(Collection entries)
******************************

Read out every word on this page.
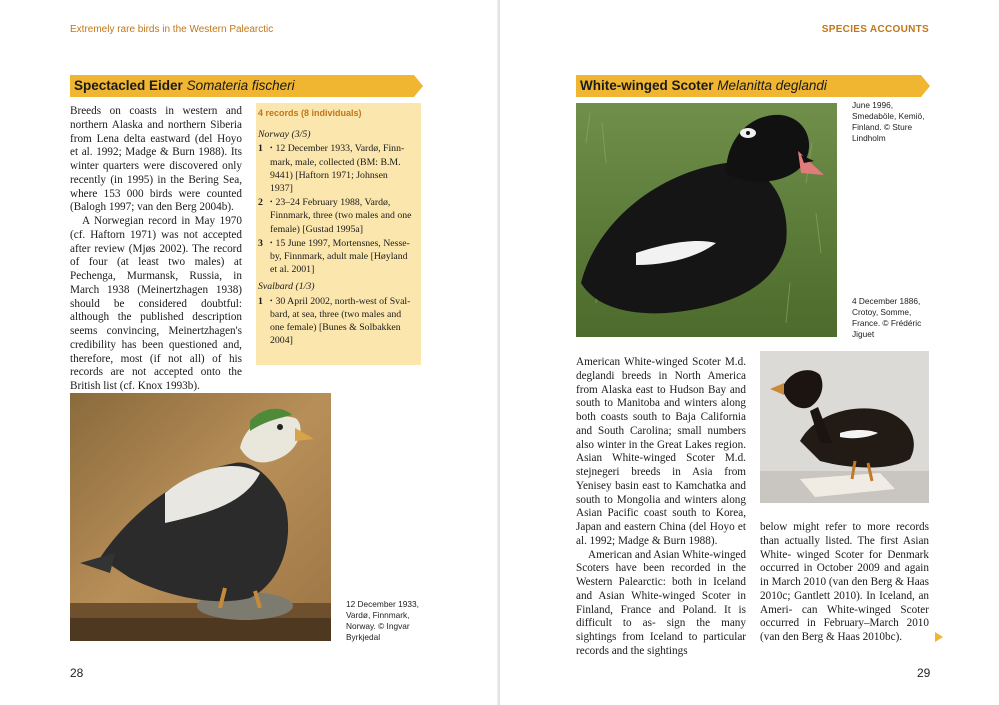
Extremely rare birds in the Western Palearctic
Spectacled Eider Somateria fischeri

Breeds on coasts in western and northern Alaska and northern Siberia from Lena delta eastward (del Hoyo et al. 1992; Madge & Burn 1988). Its winter quarters were discovered only recently (in 1995) in the Bering Sea, where 153 000 birds were counted (Balogh 1997; van den Berg 2004b).

A Norwegian record in May 1970 (cf. Haftorn 1971) was not accepted after review (Mjøs 2002). The record of four (at least two males) at Pechenga, Murmansk, Russia, in March 1938 (Meinertzhagen 1938) should be considered doubtful: although the published description seems convincing, Meinertzhagen's credibility has been questioned and, therefore, most (if not all) of his records are not accepted onto the British list (cf. Knox 1993b).

4 records (8 individuals)
Norway (3/5)
1 • 12 December 1933, Vardø, Finn-
mark, male, collected (BM: B.M.
9441) [Haftorn 1971; Johnsen 1937]
2 • 23–24 February 1988, Vardø,
Finnmark, three (two males and one
female) [Gustad 1995a]
3 • 15 June 1997, Mortensnes, Nesse-
by, Finnmark, adult male [Høyland
et al. 2001]
Svalbard (1/3)
1 • 30 April 2002, north-west of Sval-
bard, at sea, three (two males and
one female) [Bunes & Solbakken
2004]
12 December 1933,
Vardø, Finnmark,
Norway. © Ingvar
Byrkjedal
28
SPECIES ACCOUNTS
White-winged Scoter Melanitta deglandi
June 1996,
Smedaböle, Kemiö,
Finland. © Sture
Lindholm
4 December 1886,
Crotoy, Somme,
France. © Frédéric
Jiguet

American White-winged Scoter M.d. deglandi breeds in North America from Alaska east to Hudson Bay and south to Manitoba and winters along both coasts south to Baja California and South Carolina; small numbers also winter in the Great Lakes region. Asian White-winged Scoter M.d. stejnegeri breeds in Asia from Yenisey basin east to Kamchatka and south to Mongolia and winters along Asian Pacific coast south to Korea, Japan and eastern China (del Hoyo et al. 1992; Madge & Burn 1988).

American and Asian White-winged Scoters have been recorded in the Western Palearctic: both in Iceland and Asian White-winged Scoter in Finland, France and Poland. It is difficult to as- sign the many sightings from Iceland to particular records and the sightings

below might refer to more records than actually listed. The first Asian White- winged Scoter for Denmark occurred in October 2009 and again in March 2010 (van den Berg & Haas 2010c; Gantlett 2010). In Iceland, an Ameri- can White-winged Scoter occurred in February–March 2010 (van den Berg & Haas 2010bc).

29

******************************

→ Exercise: Word for word, quote the lines above. Omit the pictures.

→ Final result:
Read out every word on this page.
Extremely rare birds in the Western Palearctic
Spectacled Eider Somateria fischeri

Breeds on coasts in western and northern Alaska and northern Siberia from Lena delta eastward (del Hoyo et al. 1992; Madge & Burn 1988). Its winter quarters were discovered only recently (in 1995) in the Bering Sea, where 153 000 birds were counted (Balogh 1997; van den Berg 2004b).

A Norwegian record in May 1970 (cf. Haftorn 1971) was not accepted after review (Mjøs 2002). The record of four (at least two males) at Pechenga, Murmansk, Russia, in March 1938 (Meinertzhagen 1938) should be considered doubtful: although the published description seems convincing, Meinertzhagen's credibility has been questioned and, therefore, most (if not all) of his records are not accepted onto the British list (cf. Knox 1993b).

4 records (8 individuals)
Norway (3/5)
1 • 12 December 1933, Vardø, Finn-
mark, male, collected (BM: B.M.
9441) [Haftorn 1971; Johnsen 1937]
2 • 23–24 February 1988, Vardø,
Finnmark, three (two males and one
female) [Gustad 1995a]
3 • 15 June 1997, Mortensnes, Nesse-
by, Finnmark, adult male [Høyland
et al. 2001]
Svalbard (1/3)
1 • 30 April 2002, north-west of Sval-
bard, at sea, three (two males and
one female) [Bunes & Solbakken
2004]
12 December 1933,
Vardø, Finnmark,
Norway. © Ingvar
Byrkjedal
28
SPECIES ACCOUNTS
White-winged Scoter Melanitta deglandi
June 1996,
Smedaböle, Kemiö,
Finland. © Sture
Lindholm
4 December 1886,
Crotoy, Somme,
France. © Frédéric
Jiguet

American White-winged Scoter M.d. deglandi breeds in North America from Alaska east to Hudson Bay and south to Manitoba and winters along both coasts south to Baja California and South Carolina; small numbers also winter in the Great Lakes region. Asian White-winged Scoter M.d. stejnegeri breeds in Asia from Yenisey basin east to Kamchatka and south to Mongolia and winters along Asian Pacific coast south to Korea, Japan and eastern China (del Hoyo et al. 1992; Madge & Burn 1988).

American and Asian White-winged Scoters have been recorded in the Western Palearctic: both in Iceland and Asian White-winged Scoter in Finland, France and Poland. It is difficult to as- sign the many sightings from Iceland to particular records and the sightings

below might refer to more records than actually listed. The first Asian White- winged Scoter for Denmark occurred in October 2009 and again in March 2010 (van den Berg & Haas 2010c; Gantlett 2010). In Iceland, an Ameri- can White-winged Scoter occurred in February–March 2010 (van den Berg & Haas 2010bc).

29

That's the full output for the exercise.